#### Written task:
Output a single figure: the number of lines in which the word "screenshot" appears.
---------- Raw records
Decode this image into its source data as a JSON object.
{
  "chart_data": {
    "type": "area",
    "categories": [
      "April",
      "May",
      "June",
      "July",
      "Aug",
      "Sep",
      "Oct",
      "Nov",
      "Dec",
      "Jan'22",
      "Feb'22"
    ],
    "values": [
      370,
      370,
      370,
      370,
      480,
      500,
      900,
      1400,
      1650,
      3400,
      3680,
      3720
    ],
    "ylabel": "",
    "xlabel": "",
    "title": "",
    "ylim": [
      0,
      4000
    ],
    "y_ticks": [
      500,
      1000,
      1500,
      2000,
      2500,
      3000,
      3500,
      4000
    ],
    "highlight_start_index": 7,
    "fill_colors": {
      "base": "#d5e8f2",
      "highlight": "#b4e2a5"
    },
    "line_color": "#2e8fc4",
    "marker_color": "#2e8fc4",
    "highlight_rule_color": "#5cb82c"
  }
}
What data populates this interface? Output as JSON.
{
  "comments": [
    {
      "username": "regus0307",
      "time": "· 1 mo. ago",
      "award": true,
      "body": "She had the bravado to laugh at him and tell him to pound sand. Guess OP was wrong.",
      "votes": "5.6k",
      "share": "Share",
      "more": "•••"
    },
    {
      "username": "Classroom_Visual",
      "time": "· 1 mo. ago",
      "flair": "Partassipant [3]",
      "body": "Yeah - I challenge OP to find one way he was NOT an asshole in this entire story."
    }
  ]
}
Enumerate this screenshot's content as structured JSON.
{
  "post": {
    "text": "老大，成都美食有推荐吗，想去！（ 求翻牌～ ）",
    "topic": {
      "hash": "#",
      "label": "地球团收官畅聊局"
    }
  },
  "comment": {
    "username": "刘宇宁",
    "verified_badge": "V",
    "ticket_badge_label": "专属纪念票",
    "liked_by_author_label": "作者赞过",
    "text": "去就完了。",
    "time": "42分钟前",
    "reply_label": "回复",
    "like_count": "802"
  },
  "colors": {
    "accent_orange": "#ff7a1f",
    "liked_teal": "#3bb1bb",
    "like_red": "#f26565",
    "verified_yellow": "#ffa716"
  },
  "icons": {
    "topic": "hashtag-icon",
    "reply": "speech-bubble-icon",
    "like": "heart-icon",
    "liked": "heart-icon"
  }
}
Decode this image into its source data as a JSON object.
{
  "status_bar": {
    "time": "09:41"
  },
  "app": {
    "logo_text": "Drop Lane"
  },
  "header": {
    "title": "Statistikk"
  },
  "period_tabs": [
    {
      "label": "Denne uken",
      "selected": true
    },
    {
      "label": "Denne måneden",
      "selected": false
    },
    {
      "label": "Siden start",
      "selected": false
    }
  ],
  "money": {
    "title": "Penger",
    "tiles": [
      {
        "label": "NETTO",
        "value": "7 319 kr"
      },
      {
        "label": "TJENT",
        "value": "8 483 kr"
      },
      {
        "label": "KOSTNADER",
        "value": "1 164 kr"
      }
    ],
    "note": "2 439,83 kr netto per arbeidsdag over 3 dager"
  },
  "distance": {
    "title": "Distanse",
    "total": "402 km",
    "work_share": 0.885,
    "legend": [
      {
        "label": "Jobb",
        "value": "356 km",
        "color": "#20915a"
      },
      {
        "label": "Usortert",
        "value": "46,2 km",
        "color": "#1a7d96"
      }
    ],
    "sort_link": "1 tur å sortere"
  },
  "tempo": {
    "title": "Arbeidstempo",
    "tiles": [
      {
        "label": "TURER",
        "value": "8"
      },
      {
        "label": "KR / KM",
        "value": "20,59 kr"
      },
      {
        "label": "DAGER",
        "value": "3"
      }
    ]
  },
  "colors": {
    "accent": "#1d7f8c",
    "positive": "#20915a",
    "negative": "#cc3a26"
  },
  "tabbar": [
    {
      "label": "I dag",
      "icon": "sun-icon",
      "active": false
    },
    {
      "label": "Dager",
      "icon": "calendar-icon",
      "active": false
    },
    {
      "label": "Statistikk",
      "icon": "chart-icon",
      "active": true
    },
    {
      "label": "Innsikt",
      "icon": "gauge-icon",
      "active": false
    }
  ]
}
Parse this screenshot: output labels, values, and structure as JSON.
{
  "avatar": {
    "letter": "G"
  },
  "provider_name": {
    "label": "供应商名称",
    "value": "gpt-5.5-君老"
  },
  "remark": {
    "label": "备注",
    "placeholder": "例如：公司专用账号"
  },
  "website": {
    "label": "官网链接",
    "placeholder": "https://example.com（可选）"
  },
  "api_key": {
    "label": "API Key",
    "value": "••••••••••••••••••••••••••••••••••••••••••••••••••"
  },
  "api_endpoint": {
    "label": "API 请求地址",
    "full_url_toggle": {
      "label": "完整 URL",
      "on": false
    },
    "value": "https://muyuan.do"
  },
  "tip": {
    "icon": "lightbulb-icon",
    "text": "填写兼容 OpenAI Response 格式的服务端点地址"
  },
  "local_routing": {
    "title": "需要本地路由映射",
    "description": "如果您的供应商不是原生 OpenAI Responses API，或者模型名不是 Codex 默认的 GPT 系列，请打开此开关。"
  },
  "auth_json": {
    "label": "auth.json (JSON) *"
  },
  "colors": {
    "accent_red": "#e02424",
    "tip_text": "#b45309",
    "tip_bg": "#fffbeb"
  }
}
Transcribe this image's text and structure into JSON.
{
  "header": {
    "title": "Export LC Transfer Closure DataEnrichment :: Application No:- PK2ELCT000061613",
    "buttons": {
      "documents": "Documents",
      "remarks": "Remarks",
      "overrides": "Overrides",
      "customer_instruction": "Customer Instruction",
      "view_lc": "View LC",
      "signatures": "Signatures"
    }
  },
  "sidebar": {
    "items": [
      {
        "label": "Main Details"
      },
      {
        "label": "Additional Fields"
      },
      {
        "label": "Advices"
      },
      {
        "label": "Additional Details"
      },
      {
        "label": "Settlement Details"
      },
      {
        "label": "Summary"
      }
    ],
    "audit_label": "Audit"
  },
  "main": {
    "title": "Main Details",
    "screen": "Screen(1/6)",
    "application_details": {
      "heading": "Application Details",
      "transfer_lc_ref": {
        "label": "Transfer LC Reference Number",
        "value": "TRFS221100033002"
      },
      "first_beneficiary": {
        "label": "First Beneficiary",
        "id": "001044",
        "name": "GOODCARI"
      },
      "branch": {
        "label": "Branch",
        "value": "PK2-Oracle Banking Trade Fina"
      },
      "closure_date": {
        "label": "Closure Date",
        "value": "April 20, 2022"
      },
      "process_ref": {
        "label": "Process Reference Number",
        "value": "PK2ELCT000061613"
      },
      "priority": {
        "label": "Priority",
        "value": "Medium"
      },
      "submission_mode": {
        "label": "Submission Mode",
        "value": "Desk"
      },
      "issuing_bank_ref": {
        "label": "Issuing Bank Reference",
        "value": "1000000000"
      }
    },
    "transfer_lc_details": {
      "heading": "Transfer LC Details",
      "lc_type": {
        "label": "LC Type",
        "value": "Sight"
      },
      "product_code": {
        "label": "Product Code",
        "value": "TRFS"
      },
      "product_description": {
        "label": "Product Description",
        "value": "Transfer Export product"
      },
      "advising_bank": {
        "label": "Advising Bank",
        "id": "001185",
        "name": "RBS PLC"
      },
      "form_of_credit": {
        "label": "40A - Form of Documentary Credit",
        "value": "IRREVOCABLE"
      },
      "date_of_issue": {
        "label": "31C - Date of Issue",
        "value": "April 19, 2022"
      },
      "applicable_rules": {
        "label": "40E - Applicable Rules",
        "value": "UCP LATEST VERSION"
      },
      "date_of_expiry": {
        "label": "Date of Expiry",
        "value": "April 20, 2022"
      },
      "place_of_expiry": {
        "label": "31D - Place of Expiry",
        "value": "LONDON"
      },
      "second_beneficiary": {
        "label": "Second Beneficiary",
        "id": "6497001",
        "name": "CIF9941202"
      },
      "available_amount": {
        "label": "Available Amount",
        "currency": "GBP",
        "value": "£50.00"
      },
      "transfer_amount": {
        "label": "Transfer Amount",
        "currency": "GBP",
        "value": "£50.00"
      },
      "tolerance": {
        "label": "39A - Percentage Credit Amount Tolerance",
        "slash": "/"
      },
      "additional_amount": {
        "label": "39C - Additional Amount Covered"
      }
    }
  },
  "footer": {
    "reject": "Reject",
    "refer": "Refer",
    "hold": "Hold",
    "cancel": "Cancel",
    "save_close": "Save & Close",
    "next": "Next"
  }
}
--------------------
#### Task solution:
2